__DO THIS__: Locate all lines with the word "Alarm" and copy them out.

Dataset items:
%%
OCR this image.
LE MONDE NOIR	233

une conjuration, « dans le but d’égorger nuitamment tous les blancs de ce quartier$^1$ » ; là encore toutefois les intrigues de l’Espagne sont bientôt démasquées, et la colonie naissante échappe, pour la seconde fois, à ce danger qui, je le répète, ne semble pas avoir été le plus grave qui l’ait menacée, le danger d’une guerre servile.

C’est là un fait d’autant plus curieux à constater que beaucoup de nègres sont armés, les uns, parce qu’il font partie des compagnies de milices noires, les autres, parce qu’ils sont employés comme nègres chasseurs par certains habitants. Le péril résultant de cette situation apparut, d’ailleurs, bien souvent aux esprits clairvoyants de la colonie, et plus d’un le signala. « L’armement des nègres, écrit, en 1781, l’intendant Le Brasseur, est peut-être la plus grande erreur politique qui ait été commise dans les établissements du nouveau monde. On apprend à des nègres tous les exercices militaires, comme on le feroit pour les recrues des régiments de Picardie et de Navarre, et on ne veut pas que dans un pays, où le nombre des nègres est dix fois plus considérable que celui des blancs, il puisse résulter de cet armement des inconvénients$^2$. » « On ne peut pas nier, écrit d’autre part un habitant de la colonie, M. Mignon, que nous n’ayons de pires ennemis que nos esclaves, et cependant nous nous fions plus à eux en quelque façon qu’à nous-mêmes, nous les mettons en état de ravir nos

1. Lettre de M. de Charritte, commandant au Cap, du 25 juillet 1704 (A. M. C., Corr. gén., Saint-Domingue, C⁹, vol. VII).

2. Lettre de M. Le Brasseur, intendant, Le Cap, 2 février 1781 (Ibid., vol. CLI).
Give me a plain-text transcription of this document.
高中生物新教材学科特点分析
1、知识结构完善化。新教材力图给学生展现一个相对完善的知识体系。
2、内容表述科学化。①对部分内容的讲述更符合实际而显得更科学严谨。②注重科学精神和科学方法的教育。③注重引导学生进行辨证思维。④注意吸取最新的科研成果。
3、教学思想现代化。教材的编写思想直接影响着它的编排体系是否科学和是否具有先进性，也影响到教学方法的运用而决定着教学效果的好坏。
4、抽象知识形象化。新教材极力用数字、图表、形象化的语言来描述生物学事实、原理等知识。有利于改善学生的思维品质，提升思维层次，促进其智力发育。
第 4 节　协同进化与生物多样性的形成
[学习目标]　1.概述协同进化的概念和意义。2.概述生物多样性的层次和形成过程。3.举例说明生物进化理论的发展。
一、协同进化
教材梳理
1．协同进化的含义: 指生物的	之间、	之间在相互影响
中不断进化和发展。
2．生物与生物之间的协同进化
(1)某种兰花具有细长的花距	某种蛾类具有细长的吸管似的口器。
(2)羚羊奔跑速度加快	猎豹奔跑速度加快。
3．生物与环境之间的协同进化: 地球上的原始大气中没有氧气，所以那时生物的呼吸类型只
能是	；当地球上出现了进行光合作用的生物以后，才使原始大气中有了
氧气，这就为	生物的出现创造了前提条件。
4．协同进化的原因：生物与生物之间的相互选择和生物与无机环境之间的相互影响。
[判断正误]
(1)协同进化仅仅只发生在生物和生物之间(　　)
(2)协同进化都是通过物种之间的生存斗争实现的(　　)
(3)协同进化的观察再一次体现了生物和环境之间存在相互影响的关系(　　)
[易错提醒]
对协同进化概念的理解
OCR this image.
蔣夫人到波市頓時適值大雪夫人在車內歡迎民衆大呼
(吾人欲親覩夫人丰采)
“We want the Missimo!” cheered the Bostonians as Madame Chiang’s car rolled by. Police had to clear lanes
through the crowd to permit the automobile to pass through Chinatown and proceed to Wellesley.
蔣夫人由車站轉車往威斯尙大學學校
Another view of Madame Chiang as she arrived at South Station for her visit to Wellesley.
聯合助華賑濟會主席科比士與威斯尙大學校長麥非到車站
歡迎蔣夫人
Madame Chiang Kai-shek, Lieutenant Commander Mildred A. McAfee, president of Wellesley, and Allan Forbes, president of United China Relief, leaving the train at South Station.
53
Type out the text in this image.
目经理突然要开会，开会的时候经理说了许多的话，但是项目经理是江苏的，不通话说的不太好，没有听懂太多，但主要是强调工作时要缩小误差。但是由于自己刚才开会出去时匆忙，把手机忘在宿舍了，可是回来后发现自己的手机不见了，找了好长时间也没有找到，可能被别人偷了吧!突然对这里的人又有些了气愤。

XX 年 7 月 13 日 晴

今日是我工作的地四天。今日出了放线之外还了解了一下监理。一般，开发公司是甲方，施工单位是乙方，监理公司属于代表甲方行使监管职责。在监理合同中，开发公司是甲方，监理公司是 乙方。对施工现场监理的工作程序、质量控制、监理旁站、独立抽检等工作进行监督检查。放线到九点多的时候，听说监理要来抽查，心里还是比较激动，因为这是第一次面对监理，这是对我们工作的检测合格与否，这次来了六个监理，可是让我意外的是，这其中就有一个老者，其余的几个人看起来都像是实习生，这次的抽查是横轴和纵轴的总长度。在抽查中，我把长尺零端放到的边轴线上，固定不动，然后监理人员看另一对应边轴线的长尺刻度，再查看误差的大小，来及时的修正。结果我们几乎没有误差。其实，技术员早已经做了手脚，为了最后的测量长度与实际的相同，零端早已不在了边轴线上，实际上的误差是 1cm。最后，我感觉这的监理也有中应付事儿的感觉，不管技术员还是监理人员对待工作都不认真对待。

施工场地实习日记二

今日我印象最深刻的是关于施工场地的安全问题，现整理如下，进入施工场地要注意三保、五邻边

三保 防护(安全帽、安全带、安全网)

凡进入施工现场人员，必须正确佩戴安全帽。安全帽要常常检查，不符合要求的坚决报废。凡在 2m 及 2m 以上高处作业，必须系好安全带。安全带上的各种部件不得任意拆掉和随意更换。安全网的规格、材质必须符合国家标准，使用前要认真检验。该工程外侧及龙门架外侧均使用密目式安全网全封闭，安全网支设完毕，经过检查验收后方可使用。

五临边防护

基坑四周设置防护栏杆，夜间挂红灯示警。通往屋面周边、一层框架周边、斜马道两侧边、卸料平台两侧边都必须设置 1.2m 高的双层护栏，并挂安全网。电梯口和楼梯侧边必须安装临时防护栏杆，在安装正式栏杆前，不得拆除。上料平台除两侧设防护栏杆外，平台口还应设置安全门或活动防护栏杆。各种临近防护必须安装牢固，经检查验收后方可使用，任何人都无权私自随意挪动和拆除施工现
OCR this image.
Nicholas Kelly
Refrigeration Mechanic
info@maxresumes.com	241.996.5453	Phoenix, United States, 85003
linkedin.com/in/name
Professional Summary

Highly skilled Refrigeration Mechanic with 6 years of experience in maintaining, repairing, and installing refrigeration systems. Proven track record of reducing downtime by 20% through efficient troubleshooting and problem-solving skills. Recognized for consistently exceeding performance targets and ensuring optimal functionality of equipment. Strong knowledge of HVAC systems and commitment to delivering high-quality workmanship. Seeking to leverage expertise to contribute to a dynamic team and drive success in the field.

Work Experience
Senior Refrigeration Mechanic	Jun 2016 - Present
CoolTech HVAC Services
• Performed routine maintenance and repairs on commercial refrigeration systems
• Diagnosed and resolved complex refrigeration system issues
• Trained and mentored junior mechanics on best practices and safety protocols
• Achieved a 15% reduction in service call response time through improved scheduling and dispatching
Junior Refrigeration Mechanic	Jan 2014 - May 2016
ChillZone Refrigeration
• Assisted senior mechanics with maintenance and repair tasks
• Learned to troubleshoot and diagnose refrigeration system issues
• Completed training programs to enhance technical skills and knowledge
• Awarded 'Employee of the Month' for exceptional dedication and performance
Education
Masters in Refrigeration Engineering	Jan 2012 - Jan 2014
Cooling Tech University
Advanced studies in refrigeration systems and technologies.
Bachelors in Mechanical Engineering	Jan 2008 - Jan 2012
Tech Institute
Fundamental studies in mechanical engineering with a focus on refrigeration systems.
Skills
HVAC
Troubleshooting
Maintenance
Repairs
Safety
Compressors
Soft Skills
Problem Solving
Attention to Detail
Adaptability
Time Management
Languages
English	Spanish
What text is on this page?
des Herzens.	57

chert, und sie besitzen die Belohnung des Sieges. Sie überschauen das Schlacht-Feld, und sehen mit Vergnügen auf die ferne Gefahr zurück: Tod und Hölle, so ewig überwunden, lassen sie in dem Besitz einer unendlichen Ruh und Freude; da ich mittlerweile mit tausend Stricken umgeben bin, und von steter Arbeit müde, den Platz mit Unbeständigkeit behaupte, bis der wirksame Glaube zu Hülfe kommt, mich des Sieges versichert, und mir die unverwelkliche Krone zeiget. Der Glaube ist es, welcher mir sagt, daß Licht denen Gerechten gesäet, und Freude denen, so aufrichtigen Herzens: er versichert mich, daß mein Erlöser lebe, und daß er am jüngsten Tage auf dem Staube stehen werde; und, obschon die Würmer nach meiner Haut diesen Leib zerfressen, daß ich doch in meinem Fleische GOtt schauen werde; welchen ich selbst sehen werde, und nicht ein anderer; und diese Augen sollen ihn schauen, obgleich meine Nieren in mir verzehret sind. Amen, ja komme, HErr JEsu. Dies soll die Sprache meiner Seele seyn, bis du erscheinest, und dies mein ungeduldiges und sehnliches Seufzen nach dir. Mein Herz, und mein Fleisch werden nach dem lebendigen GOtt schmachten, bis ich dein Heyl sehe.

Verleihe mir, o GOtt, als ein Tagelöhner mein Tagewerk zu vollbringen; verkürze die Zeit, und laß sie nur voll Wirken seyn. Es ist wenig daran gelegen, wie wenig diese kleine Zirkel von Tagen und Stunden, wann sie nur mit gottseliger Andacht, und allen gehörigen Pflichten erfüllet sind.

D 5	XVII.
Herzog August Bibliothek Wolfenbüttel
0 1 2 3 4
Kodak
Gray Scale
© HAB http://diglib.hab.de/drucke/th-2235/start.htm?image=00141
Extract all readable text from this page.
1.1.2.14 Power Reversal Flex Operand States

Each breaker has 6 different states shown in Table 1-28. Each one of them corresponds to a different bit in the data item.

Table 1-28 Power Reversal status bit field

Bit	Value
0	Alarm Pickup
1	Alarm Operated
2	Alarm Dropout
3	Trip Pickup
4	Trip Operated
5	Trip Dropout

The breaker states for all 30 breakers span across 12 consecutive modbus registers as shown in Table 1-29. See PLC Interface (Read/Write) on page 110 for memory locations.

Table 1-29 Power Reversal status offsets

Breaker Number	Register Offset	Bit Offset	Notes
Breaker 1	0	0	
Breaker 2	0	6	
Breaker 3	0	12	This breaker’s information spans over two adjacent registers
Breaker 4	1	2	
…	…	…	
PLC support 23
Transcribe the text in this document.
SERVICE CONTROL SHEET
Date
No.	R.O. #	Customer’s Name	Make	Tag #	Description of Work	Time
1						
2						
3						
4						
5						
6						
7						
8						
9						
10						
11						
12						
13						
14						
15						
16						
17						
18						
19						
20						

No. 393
%%
__ANSWER FOR THE TASK__:
0	Alarm Pickup
1	Alarm Operated
2	Alarm Dropout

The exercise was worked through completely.